### Record set
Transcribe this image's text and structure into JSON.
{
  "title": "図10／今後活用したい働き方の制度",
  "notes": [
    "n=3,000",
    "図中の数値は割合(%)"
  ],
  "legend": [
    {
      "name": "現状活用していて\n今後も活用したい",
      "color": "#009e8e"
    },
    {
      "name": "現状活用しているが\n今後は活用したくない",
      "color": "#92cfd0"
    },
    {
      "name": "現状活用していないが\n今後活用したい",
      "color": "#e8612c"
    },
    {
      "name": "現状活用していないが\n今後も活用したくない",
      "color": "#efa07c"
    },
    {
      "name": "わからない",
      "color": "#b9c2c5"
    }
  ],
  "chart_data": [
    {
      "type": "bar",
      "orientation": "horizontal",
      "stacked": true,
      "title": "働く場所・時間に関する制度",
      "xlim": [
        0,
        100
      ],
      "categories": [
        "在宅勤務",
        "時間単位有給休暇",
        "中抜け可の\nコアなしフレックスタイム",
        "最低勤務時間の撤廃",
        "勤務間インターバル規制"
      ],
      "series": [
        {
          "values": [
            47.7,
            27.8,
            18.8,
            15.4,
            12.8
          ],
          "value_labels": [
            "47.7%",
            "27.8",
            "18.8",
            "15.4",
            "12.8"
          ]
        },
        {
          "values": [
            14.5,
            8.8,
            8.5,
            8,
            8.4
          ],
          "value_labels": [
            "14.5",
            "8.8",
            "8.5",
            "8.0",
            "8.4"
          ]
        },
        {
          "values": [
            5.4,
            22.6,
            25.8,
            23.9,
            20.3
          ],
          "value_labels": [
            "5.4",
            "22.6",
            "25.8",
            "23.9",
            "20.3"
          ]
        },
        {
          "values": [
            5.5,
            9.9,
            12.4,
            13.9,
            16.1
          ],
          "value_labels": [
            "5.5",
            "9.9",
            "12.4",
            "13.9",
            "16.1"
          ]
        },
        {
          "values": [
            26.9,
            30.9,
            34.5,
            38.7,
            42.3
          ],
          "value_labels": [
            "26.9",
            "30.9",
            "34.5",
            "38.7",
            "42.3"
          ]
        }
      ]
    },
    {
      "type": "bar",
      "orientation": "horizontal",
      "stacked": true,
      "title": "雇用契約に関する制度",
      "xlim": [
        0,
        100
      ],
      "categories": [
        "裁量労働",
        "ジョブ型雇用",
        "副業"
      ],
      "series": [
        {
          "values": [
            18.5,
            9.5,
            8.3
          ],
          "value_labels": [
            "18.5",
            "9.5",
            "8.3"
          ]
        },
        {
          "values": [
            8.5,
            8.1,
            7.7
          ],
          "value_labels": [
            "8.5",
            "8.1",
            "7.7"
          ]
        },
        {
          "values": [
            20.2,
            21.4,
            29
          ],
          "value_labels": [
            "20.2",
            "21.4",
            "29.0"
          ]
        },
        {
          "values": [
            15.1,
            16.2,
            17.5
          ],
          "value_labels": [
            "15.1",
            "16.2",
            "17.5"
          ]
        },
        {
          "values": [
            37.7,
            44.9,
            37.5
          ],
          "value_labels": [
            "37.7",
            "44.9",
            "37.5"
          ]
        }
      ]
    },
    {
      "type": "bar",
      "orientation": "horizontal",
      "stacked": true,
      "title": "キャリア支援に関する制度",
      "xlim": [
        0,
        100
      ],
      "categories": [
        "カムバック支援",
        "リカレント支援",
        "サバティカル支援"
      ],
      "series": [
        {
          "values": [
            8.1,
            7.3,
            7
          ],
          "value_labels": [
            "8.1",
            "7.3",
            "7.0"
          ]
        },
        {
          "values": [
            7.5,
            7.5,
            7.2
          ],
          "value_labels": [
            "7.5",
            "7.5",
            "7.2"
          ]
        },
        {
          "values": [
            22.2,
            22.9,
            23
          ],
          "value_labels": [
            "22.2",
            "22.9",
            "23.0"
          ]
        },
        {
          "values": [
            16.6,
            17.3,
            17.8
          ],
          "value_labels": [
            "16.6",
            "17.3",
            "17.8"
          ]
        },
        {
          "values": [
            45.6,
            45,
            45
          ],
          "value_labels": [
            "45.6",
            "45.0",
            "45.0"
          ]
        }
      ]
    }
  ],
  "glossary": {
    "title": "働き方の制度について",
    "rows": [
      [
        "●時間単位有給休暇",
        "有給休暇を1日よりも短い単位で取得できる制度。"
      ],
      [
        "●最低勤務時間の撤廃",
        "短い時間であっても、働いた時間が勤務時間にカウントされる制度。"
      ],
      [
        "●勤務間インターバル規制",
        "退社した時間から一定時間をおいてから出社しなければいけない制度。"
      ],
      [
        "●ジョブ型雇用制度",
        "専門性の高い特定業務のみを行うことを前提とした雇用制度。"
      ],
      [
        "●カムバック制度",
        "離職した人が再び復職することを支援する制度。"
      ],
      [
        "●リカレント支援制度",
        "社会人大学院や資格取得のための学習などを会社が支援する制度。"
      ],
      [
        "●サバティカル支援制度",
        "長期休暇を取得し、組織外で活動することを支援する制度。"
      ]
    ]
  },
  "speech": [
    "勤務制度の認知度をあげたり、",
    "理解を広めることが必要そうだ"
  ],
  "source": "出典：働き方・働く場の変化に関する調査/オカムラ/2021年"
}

### Stated goal
Repeat the records above exactly, leaving none out.

### Task solution
Transcribe this image's text and structure into JSON.
{
  "title": "図10／今後活用したい働き方の制度",
  "notes": [
    "n=3,000",
    "図中の数値は割合(%)"
  ],
  "legend": [
    {
      "name": "現状活用していて\n今後も活用したい",
      "color": "#009e8e"
    },
    {
      "name": "現状活用しているが\n今後は活用したくない",
      "color": "#92cfd0"
    },
    {
      "name": "現状活用していないが\n今後活用したい",
      "color": "#e8612c"
    },
    {
      "name": "現状活用していないが\n今後も活用したくない",
      "color": "#efa07c"
    },
    {
      "name": "わからない",
      "color": "#b9c2c5"
    }
  ],
  "chart_data": [
    {
      "type": "bar",
      "orientation": "horizontal",
      "stacked": true,
      "title": "働く場所・時間に関する制度",
      "xlim": [
        0,
        100
      ],
      "categories": [
        "在宅勤務",
        "時間単位有給休暇",
        "中抜け可の\nコアなしフレックスタイム",
        "最低勤務時間の撤廃",
        "勤務間インターバル規制"
      ],
      "series": [
        {
          "values": [
            47.7,
            27.8,
            18.8,
            15.4,
            12.8
          ],
          "value_labels": [
            "47.7%",
            "27.8",
            "18.8",
            "15.4",
            "12.8"
          ]
        },
        {
          "values": [
            14.5,
            8.8,
            8.5,
            8,
            8.4
          ],
          "value_labels": [
            "14.5",
            "8.8",
            "8.5",
            "8.0",
            "8.4"
          ]
        },
        {
          "values": [
            5.4,
            22.6,
            25.8,
            23.9,
            20.3
          ],
          "value_labels": [
            "5.4",
            "22.6",
            "25.8",
            "23.9",
            "20.3"
          ]
        },
        {
          "values": [
            5.5,
            9.9,
            12.4,
            13.9,
            16.1
          ],
          "value_labels": [
            "5.5",
            "9.9",
            "12.4",
            "13.9",
            "16.1"
          ]
        },
        {
          "values": [
            26.9,
            30.9,
            34.5,
            38.7,
            42.3
          ],
          "value_labels": [
            "26.9",
            "30.9",
            "34.5",
            "38.7",
            "42.3"
          ]
        }
      ]
    },
    {
      "type": "bar",
      "orientation": "horizontal",
      "stacked": true,
      "title": "雇用契約に関する制度",
      "xlim": [
        0,
        100
      ],
      "categories": [
        "裁量労働",
        "ジョブ型雇用",
        "副業"
      ],
      "series": [
        {
          "values": [
            18.5,
            9.5,
            8.3
          ],
          "value_labels": [
            "18.5",
            "9.5",
            "8.3"
          ]
        },
        {
          "values": [
            8.5,
            8.1,
            7.7
          ],
          "value_labels": [
            "8.5",
            "8.1",
            "7.7"
          ]
        },
        {
          "values": [
            20.2,
            21.4,
            29
          ],
          "value_labels": [
            "20.2",
            "21.4",
            "29.0"
          ]
        },
        {
          "values": [
            15.1,
            16.2,
            17.5
          ],
          "value_labels": [
            "15.1",
            "16.2",
            "17.5"
          ]
        },
        {
          "values": [
            37.7,
            44.9,
            37.5
          ],
          "value_labels": [
            "37.7",
            "44.9",
            "37.5"
          ]
        }
      ]
    },
    {
      "type": "bar",
      "orientation": "horizontal",
      "stacked": true,
      "title": "キャリア支援に関する制度",
      "xlim": [
        0,
        100
      ],
      "categories": [
        "カムバック支援",
        "リカレント支援",
        "サバティカル支援"
      ],
      "series": [
        {
          "values": [
            8.1,
            7.3,
            7
          ],
          "value_labels": [
            "8.1",
            "7.3",
            "7.0"
          ]
        },
        {
          "values": [
            7.5,
            7.5,
            7.2
          ],
          "value_labels": [
            "7.5",
            "7.5",
            "7.2"
          ]
        },
        {
          "values": [
            22.2,
            22.9,
            23
          ],
          "value_labels": [
            "22.2",
            "22.9",
            "23.0"
          ]
        },
        {
          "values": [
            16.6,
            17.3,
            17.8
          ],
          "value_labels": [
            "16.6",
            "17.3",
            "17.8"
          ]
        },
        {
          "values": [
            45.6,
            45,
            45
          ],
          "value_labels": [
            "45.6",
            "45.0",
            "45.0"
          ]
        }
      ]
    }
  ],
  "glossary": {
    "title": "働き方の制度について",
    "rows": [
      [
        "●時間単位有給休暇",
        "有給休暇を1日よりも短い単位で取得できる制度。"
      ],
      [
        "●最低勤務時間の撤廃",
        "短い時間であっても、働いた時間が勤務時間にカウントされる制度。"
      ],
      [
        "●勤務間インターバル規制",
        "退社した時間から一定時間をおいてから出社しなければいけない制度。"
      ],
      [
        "●ジョブ型雇用制度",
        "専門性の高い特定業務のみを行うことを前提とした雇用制度。"
      ],
      [
        "●カムバック制度",
        "離職した人が再び復職することを支援する制度。"
      ],
      [
        "●リカレント支援制度",
        "社会人大学院や資格取得のための学習などを会社が支援する制度。"
      ],
      [
        "●サバティカル支援制度",
        "長期休暇を取得し、組織外で活動することを支援する制度。"
      ]
    ]
  },
  "speech": [
    "勤務制度の認知度をあげたり、",
    "理解を広めることが必要そうだ"
  ],
  "source": "出典：働き方・働く場の変化に関する調査/オカムラ/2021年"
}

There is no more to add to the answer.